— Start of Supplied material —

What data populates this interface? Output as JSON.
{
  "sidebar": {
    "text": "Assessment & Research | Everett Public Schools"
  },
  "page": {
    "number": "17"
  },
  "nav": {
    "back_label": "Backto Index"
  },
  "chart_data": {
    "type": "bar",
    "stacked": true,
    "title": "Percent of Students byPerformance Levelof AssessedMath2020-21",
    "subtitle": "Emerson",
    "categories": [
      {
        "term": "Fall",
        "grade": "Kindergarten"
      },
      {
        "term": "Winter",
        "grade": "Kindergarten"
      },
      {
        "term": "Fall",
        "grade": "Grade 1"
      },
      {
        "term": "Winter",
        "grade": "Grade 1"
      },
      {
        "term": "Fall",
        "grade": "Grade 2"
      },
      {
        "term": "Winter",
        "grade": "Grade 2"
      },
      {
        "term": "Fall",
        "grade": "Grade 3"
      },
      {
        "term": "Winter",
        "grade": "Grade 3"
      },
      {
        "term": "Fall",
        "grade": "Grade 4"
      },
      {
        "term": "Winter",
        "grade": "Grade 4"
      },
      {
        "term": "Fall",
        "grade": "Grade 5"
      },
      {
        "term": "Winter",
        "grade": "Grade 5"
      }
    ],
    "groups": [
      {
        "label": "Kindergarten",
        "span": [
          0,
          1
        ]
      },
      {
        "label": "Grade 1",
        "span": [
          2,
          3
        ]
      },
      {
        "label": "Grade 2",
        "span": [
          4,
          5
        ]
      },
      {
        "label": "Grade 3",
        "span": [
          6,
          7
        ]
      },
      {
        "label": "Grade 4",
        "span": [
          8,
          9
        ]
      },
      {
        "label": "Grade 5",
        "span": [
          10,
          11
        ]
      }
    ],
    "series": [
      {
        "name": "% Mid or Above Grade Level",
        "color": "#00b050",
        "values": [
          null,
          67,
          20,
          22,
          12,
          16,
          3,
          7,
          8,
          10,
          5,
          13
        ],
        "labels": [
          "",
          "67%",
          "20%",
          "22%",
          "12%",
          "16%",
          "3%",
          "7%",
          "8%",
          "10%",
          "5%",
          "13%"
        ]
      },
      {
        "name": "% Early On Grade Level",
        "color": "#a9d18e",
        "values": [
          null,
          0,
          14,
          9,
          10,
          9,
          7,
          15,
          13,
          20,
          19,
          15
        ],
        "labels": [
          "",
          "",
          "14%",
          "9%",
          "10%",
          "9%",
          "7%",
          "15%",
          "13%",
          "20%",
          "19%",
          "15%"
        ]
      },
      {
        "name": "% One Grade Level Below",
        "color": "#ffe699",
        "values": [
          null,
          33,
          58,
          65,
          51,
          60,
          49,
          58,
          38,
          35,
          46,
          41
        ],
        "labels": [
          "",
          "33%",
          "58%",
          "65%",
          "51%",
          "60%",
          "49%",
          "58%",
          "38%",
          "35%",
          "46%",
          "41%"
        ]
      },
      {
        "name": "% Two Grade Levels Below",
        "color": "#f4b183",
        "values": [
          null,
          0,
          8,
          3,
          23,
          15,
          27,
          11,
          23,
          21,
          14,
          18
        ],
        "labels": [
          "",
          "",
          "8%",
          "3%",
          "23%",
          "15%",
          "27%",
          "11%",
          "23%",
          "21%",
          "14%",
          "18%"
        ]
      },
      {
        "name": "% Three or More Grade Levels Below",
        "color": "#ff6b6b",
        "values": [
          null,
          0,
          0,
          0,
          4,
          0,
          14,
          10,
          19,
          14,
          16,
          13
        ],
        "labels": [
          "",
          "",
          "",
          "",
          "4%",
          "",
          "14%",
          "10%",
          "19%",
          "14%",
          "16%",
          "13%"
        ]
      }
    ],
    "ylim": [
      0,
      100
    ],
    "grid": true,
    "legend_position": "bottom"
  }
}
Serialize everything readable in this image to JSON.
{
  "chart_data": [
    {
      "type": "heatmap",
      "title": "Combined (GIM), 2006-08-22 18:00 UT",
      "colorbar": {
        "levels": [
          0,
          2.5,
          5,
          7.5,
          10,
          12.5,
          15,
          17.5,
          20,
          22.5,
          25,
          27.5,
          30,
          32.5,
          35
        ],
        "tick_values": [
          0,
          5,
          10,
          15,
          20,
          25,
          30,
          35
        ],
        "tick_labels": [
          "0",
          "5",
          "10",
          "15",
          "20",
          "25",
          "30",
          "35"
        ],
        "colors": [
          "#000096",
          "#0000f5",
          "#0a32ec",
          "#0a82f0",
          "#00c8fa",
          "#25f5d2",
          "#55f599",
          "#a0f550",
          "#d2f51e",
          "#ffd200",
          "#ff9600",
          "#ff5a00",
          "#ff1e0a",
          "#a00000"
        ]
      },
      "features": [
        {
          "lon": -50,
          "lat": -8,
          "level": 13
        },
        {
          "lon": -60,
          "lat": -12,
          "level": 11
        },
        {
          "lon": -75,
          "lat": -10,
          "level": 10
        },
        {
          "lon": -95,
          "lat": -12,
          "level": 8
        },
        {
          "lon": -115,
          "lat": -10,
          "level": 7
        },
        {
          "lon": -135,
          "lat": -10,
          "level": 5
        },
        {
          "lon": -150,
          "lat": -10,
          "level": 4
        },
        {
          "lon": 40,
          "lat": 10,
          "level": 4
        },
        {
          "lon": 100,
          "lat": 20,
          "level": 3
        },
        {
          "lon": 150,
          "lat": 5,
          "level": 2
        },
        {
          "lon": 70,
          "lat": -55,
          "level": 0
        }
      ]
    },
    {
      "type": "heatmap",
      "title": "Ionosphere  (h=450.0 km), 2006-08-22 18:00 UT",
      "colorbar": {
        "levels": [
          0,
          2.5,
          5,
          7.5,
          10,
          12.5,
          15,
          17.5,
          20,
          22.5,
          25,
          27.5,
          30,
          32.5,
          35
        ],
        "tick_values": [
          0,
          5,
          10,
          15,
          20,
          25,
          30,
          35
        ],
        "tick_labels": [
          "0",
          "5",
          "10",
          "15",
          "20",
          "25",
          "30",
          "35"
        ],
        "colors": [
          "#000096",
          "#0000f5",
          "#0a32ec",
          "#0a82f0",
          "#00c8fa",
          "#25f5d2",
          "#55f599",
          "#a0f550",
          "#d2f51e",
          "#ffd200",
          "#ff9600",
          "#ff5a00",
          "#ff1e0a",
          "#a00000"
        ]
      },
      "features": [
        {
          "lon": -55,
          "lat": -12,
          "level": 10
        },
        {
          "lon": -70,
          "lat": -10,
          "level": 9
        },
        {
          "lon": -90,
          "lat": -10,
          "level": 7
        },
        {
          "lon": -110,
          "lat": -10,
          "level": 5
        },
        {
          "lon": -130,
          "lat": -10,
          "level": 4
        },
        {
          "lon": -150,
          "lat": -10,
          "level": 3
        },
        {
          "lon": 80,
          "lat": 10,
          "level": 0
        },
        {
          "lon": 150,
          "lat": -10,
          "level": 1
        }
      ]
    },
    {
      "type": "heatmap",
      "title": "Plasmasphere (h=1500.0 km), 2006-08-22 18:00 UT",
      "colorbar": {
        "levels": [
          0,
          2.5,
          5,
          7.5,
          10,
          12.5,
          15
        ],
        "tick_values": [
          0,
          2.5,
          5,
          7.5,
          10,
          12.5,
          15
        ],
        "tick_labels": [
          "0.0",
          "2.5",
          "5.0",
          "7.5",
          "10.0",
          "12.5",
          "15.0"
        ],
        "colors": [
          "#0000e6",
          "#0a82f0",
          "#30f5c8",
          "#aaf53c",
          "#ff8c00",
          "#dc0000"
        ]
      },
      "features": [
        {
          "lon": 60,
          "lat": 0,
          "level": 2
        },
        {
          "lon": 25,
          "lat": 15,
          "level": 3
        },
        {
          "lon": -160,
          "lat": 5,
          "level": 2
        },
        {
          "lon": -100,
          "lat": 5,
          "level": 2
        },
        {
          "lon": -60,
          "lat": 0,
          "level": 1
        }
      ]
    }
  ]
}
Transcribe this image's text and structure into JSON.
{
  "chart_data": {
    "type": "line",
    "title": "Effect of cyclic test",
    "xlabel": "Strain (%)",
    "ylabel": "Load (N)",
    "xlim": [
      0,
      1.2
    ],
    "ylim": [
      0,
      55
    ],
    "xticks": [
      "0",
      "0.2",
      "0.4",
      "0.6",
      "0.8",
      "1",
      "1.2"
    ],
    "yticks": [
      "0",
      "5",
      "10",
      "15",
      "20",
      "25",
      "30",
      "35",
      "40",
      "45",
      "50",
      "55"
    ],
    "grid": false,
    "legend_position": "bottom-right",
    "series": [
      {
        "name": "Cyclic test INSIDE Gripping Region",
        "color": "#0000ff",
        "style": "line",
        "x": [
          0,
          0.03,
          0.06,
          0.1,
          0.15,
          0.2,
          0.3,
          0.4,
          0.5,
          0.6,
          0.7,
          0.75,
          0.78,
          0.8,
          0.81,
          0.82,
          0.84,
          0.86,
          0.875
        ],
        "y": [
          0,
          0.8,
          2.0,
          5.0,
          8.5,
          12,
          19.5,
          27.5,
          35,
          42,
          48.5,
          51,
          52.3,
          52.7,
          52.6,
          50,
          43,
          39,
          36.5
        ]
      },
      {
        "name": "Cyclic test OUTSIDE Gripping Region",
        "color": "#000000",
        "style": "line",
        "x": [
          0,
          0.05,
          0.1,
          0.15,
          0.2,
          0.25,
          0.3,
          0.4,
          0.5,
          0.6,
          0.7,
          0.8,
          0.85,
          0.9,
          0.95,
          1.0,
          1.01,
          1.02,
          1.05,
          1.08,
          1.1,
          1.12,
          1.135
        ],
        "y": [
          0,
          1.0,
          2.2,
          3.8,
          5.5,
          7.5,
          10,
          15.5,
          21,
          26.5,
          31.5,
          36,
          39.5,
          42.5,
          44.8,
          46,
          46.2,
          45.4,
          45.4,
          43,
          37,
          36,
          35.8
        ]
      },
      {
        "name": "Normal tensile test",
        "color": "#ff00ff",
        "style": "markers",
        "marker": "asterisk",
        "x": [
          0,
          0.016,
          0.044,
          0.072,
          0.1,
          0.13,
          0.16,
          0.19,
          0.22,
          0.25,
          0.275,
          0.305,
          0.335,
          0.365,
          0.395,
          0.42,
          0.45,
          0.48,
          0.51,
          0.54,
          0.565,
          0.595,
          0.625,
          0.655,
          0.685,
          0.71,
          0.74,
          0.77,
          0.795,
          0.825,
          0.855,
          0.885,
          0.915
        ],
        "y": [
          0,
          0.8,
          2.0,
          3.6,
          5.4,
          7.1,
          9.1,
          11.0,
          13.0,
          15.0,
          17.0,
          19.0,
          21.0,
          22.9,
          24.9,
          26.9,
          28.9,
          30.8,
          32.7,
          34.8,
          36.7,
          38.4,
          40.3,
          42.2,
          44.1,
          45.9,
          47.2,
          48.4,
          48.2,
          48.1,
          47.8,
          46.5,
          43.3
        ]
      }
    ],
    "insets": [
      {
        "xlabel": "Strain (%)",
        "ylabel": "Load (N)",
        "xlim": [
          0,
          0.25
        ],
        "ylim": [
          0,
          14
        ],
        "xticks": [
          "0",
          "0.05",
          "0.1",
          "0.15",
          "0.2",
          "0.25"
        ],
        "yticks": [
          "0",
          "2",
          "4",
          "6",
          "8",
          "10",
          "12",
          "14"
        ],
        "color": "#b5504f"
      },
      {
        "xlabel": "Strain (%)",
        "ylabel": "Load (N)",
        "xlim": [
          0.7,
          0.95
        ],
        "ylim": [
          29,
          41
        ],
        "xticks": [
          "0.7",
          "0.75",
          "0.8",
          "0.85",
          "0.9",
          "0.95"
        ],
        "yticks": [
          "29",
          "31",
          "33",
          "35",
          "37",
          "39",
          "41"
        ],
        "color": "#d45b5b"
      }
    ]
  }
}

— End of Supplied material —

▶ **Written request**: Using the material above, copy every line in which the string "text" occurs.

▶ **Reply to the exercise**:
    "text": "Assessment & Research | Everett Public Schools"
Transcribe this image's text and structure into JSON.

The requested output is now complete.